Every record must be written out once more, with nothing added or omitted.

● ● ● ● ●

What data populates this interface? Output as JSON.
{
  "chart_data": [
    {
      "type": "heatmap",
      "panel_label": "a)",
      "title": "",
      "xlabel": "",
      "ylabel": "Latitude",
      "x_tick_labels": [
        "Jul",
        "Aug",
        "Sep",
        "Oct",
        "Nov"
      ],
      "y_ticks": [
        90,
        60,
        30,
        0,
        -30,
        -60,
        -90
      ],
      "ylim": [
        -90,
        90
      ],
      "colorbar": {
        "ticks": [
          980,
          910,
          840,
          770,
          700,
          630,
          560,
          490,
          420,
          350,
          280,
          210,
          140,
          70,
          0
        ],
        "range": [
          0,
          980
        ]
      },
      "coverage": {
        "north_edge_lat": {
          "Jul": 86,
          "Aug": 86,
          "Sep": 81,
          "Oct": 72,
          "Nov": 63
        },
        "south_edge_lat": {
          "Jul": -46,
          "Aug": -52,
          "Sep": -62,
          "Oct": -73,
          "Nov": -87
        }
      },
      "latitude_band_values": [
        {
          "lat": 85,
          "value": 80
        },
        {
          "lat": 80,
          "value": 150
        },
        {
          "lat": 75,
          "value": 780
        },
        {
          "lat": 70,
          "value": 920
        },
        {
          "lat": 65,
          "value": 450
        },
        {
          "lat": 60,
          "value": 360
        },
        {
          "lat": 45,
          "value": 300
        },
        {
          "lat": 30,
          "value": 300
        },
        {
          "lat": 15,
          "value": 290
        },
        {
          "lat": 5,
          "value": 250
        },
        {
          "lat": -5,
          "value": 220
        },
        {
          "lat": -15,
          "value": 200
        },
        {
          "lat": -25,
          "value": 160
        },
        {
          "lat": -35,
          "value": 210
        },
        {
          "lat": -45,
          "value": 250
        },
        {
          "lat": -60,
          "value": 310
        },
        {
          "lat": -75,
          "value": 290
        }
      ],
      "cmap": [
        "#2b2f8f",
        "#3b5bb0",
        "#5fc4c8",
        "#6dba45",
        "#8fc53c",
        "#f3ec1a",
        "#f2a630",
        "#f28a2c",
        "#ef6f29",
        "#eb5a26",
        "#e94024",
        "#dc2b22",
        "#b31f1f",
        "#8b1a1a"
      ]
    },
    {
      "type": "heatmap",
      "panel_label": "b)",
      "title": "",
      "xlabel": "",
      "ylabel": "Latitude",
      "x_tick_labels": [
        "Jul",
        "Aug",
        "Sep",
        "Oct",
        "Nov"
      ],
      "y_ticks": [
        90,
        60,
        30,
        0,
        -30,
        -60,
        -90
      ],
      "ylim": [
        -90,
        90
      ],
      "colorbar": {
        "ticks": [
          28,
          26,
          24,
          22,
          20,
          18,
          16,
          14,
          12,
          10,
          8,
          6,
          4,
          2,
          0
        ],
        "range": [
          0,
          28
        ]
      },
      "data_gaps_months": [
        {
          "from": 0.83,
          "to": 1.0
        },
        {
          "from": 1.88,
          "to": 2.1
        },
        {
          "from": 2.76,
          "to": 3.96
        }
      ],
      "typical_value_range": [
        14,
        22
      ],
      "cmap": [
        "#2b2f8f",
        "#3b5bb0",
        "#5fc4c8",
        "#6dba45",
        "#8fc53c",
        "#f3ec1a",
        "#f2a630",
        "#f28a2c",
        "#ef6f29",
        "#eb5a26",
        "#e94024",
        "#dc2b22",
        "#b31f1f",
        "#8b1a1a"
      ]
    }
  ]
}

● ● ● ● ●

_ANSWER_.
What data populates this interface? Output as JSON.
{
  "chart_data": [
    {
      "type": "heatmap",
      "panel_label": "a)",
      "title": "",
      "xlabel": "",
      "ylabel": "Latitude",
      "x_tick_labels": [
        "Jul",
        "Aug",
        "Sep",
        "Oct",
        "Nov"
      ],
      "y_ticks": [
        90,
        60,
        30,
        0,
        -30,
        -60,
        -90
      ],
      "ylim": [
        -90,
        90
      ],
      "colorbar": {
        "ticks": [
          980,
          910,
          840,
          770,
          700,
          630,
          560,
          490,
          420,
          350,
          280,
          210,
          140,
          70,
          0
        ],
        "range": [
          0,
          980
        ]
      },
      "coverage": {
        "north_edge_lat": {
          "Jul": 86,
          "Aug": 86,
          "Sep": 81,
          "Oct": 72,
          "Nov": 63
        },
        "south_edge_lat": {
          "Jul": -46,
          "Aug": -52,
          "Sep": -62,
          "Oct": -73,
          "Nov": -87
        }
      },
      "latitude_band_values": [
        {
          "lat": 85,
          "value": 80
        },
        {
          "lat": 80,
          "value": 150
        },
        {
          "lat": 75,
          "value": 780
        },
        {
          "lat": 70,
          "value": 920
        },
        {
          "lat": 65,
          "value": 450
        },
        {
          "lat": 60,
          "value": 360
        },
        {
          "lat": 45,
          "value": 300
        },
        {
          "lat": 30,
          "value": 300
        },
        {
          "lat": 15,
          "value": 290
        },
        {
          "lat": 5,
          "value": 250
        },
        {
          "lat": -5,
          "value": 220
        },
        {
          "lat": -15,
          "value": 200
        },
        {
          "lat": -25,
          "value": 160
        },
        {
          "lat": -35,
          "value": 210
        },
        {
          "lat": -45,
          "value": 250
        },
        {
          "lat": -60,
          "value": 310
        },
        {
          "lat": -75,
          "value": 290
        }
      ],
      "cmap": [
        "#2b2f8f",
        "#3b5bb0",
        "#5fc4c8",
        "#6dba45",
        "#8fc53c",
        "#f3ec1a",
        "#f2a630",
        "#f28a2c",
        "#ef6f29",
        "#eb5a26",
        "#e94024",
        "#dc2b22",
        "#b31f1f",
        "#8b1a1a"
      ]
    },
    {
      "type": "heatmap",
      "panel_label": "b)",
      "title": "",
      "xlabel": "",
      "ylabel": "Latitude",
      "x_tick_labels": [
        "Jul",
        "Aug",
        "Sep",
        "Oct",
        "Nov"
      ],
      "y_ticks": [
        90,
        60,
        30,
        0,
        -30,
        -60,
        -90
      ],
      "ylim": [
        -90,
        90
      ],
      "colorbar": {
        "ticks": [
          28,
          26,
          24,
          22,
          20,
          18,
          16,
          14,
          12,
          10,
          8,
          6,
          4,
          2,
          0
        ],
        "range": [
          0,
          28
        ]
      },
      "data_gaps_months": [
        {
          "from": 0.83,
          "to": 1.0
        },
        {
          "from": 1.88,
          "to": 2.1
        },
        {
          "from": 2.76,
          "to": 3.96
        }
      ],
      "typical_value_range": [
        14,
        22
      ],
      "cmap": [
        "#2b2f8f",
        "#3b5bb0",
        "#5fc4c8",
        "#6dba45",
        "#8fc53c",
        "#f3ec1a",
        "#f2a630",
        "#f28a2c",
        "#ef6f29",
        "#eb5a26",
        "#e94024",
        "#dc2b22",
        "#b31f1f",
        "#8b1a1a"
      ]
    }
  ]
}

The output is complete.